● Stored records:
══════════

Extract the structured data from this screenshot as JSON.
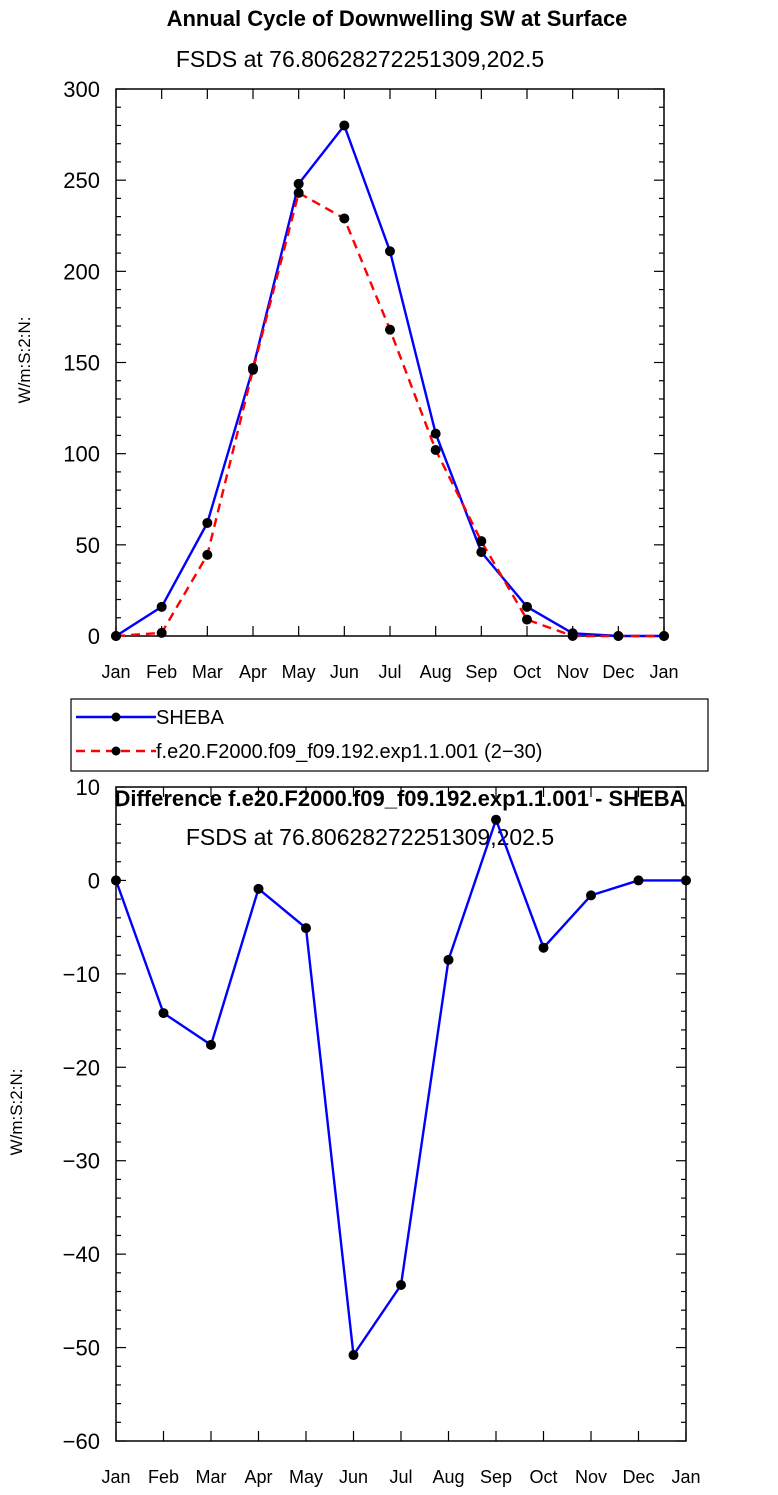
{
  "chart_data": [
    {
      "type": "line",
      "title": "Annual Cycle of Downwelling SW at Surface",
      "subtitle": "FSDS at 76.80628272251309,202.5",
      "xlabel": "",
      "ylabel": "W/m:S:2:N:",
      "categories": [
        "Jan",
        "Feb",
        "Mar",
        "Apr",
        "May",
        "Jun",
        "Jul",
        "Aug",
        "Sep",
        "Oct",
        "Nov",
        "Dec",
        "Jan"
      ],
      "ylim": [
        0,
        300
      ],
      "yticks": [
        "0",
        "50",
        "100",
        "150",
        "200",
        "250",
        "300"
      ],
      "series": [
        {
          "name": "SHEBA",
          "color": "#0000ff",
          "dash": "solid",
          "values": [
            0,
            16,
            62,
            147,
            248,
            280,
            211,
            111,
            46,
            16,
            1.5,
            0,
            0
          ]
        },
        {
          "name": "f.e20.F2000.f09_f09.192.exp1.1.001 (2−30)",
          "color": "#ff0000",
          "dash": "dashed",
          "values": [
            0,
            1.7,
            44.5,
            146,
            243,
            229,
            168,
            102,
            52,
            9,
            0,
            0,
            0
          ]
        }
      ],
      "legend_position": "below"
    },
    {
      "type": "line",
      "title": "Difference f.e20.F2000.f09_f09.192.exp1.1.001 - SHEBA",
      "subtitle": "FSDS at 76.80628272251309,202.5",
      "xlabel": "",
      "ylabel": "W/m:S:2:N:",
      "categories": [
        "Jan",
        "Feb",
        "Mar",
        "Apr",
        "May",
        "Jun",
        "Jul",
        "Aug",
        "Sep",
        "Oct",
        "Nov",
        "Dec",
        "Jan"
      ],
      "ylim": [
        -60,
        10
      ],
      "yticks": [
        "10",
        "0",
        "−10",
        "−20",
        "−30",
        "−40",
        "−50",
        "−60"
      ],
      "series": [
        {
          "color": "#0000ff",
          "dash": "solid",
          "values": [
            0,
            -14.2,
            -17.6,
            -0.9,
            -5.1,
            -50.8,
            -43.3,
            -8.5,
            6.5,
            -7.2,
            -1.6,
            0,
            0
          ]
        }
      ]
    }
  ]
}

══════════

● Task statement:
Using the data above, print every line exactly, omitting pictures.

● Result:
Extract the structured data from this screenshot as JSON.
{
  "chart_data": [
    {
      "type": "line",
      "title": "Annual Cycle of Downwelling SW at Surface",
      "subtitle": "FSDS at 76.80628272251309,202.5",
      "xlabel": "",
      "ylabel": "W/m:S:2:N:",
      "categories": [
        "Jan",
        "Feb",
        "Mar",
        "Apr",
        "May",
        "Jun",
        "Jul",
        "Aug",
        "Sep",
        "Oct",
        "Nov",
        "Dec",
        "Jan"
      ],
      "ylim": [
        0,
        300
      ],
      "yticks": [
        "0",
        "50",
        "100",
        "150",
        "200",
        "250",
        "300"
      ],
      "series": [
        {
          "name": "SHEBA",
          "color": "#0000ff",
          "dash": "solid",
          "values": [
            0,
            16,
            62,
            147,
            248,
            280,
            211,
            111,
            46,
            16,
            1.5,
            0,
            0
          ]
        },
        {
          "name": "f.e20.F2000.f09_f09.192.exp1.1.001 (2−30)",
          "color": "#ff0000",
          "dash": "dashed",
          "values": [
            0,
            1.7,
            44.5,
            146,
            243,
            229,
            168,
            102,
            52,
            9,
            0,
            0,
            0
          ]
        }
      ],
      "legend_position": "below"
    },
    {
      "type": "line",
      "title": "Difference f.e20.F2000.f09_f09.192.exp1.1.001 - SHEBA",
      "subtitle": "FSDS at 76.80628272251309,202.5",
      "xlabel": "",
      "ylabel": "W/m:S:2:N:",
      "categories": [
        "Jan",
        "Feb",
        "Mar",
        "Apr",
        "May",
        "Jun",
        "Jul",
        "Aug",
        "Sep",
        "Oct",
        "Nov",
        "Dec",
        "Jan"
      ],
      "ylim": [
        -60,
        10
      ],
      "yticks": [
        "10",
        "0",
        "−10",
        "−20",
        "−30",
        "−40",
        "−50",
        "−60"
      ],
      "series": [
        {
          "color": "#0000ff",
          "dash": "solid",
          "values": [
            0,
            -14.2,
            -17.6,
            -0.9,
            -5.1,
            -50.8,
            -43.3,
            -8.5,
            6.5,
            -7.2,
            -1.6,
            0,
            0
          ]
        }
      ]
    }
  ]
}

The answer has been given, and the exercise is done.